── Records for this exercise

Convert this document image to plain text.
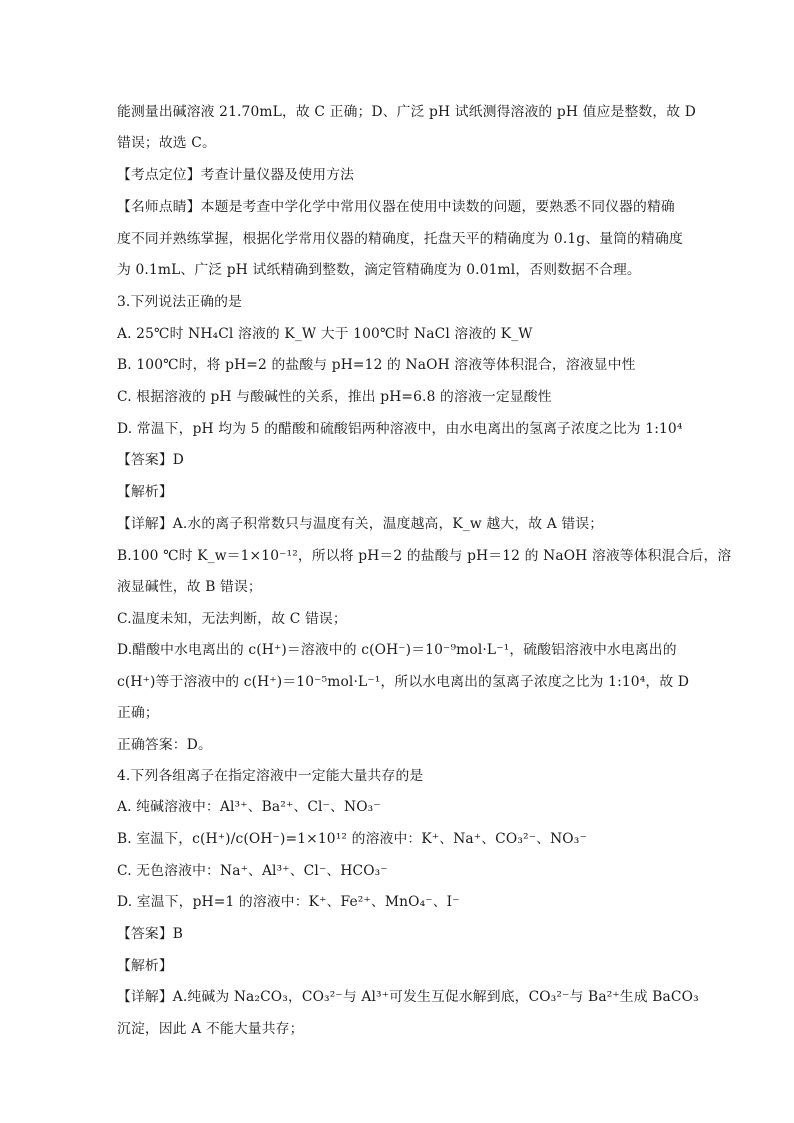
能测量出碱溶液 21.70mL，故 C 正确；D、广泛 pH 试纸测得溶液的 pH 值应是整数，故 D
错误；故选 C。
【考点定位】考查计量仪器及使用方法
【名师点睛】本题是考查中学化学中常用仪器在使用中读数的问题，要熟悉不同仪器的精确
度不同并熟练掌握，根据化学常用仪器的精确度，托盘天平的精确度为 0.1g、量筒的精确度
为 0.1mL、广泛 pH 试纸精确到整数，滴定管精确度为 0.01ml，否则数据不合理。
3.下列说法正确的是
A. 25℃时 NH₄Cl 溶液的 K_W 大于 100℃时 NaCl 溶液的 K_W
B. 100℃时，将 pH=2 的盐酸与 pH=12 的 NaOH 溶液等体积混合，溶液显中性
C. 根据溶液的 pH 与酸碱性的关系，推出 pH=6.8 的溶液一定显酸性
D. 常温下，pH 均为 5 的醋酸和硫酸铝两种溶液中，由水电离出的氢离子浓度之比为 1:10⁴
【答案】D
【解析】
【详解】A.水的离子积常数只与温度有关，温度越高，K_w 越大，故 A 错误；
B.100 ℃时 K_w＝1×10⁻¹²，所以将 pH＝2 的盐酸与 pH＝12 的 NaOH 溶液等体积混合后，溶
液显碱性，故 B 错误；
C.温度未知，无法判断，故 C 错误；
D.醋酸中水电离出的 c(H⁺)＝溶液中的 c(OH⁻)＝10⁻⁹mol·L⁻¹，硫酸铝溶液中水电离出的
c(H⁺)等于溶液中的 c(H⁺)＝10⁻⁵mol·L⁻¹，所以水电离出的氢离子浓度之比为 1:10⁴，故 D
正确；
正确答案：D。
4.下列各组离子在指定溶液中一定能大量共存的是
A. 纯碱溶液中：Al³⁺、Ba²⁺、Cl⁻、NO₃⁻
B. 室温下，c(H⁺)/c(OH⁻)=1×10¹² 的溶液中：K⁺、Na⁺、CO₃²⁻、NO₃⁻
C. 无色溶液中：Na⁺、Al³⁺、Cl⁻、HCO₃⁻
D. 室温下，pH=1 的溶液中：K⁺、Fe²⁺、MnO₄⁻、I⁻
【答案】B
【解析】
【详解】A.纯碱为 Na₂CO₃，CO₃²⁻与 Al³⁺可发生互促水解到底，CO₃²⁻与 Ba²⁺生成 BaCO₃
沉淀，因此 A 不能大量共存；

────

The pictures in the entries should be left out; output everything else exactly.

Convert this document image to plain text.
能测量出碱溶液 21.70mL，故 C 正确；D、广泛 pH 试纸测得溶液的 pH 值应是整数，故 D
错误；故选 C。
【考点定位】考查计量仪器及使用方法
【名师点睛】本题是考查中学化学中常用仪器在使用中读数的问题，要熟悉不同仪器的精确
度不同并熟练掌握，根据化学常用仪器的精确度，托盘天平的精确度为 0.1g、量筒的精确度
为 0.1mL、广泛 pH 试纸精确到整数，滴定管精确度为 0.01ml，否则数据不合理。
3.下列说法正确的是
A. 25℃时 NH₄Cl 溶液的 K_W 大于 100℃时 NaCl 溶液的 K_W
B. 100℃时，将 pH=2 的盐酸与 pH=12 的 NaOH 溶液等体积混合，溶液显中性
C. 根据溶液的 pH 与酸碱性的关系，推出 pH=6.8 的溶液一定显酸性
D. 常温下，pH 均为 5 的醋酸和硫酸铝两种溶液中，由水电离出的氢离子浓度之比为 1:10⁴
【答案】D
【解析】
【详解】A.水的离子积常数只与温度有关，温度越高，K_w 越大，故 A 错误；
B.100 ℃时 K_w＝1×10⁻¹²，所以将 pH＝2 的盐酸与 pH＝12 的 NaOH 溶液等体积混合后，溶
液显碱性，故 B 错误；
C.温度未知，无法判断，故 C 错误；
D.醋酸中水电离出的 c(H⁺)＝溶液中的 c(OH⁻)＝10⁻⁹mol·L⁻¹，硫酸铝溶液中水电离出的
c(H⁺)等于溶液中的 c(H⁺)＝10⁻⁵mol·L⁻¹，所以水电离出的氢离子浓度之比为 1:10⁴，故 D
正确；
正确答案：D。
4.下列各组离子在指定溶液中一定能大量共存的是
A. 纯碱溶液中：Al³⁺、Ba²⁺、Cl⁻、NO₃⁻
B. 室温下，c(H⁺)/c(OH⁻)=1×10¹² 的溶液中：K⁺、Na⁺、CO₃²⁻、NO₃⁻
C. 无色溶液中：Na⁺、Al³⁺、Cl⁻、HCO₃⁻
D. 室温下，pH=1 的溶液中：K⁺、Fe²⁺、MnO₄⁻、I⁻
【答案】B
【解析】
【详解】A.纯碱为 Na₂CO₃，CO₃²⁻与 Al³⁺可发生互促水解到底，CO₃²⁻与 Ba²⁺生成 BaCO₃
沉淀，因此 A 不能大量共存；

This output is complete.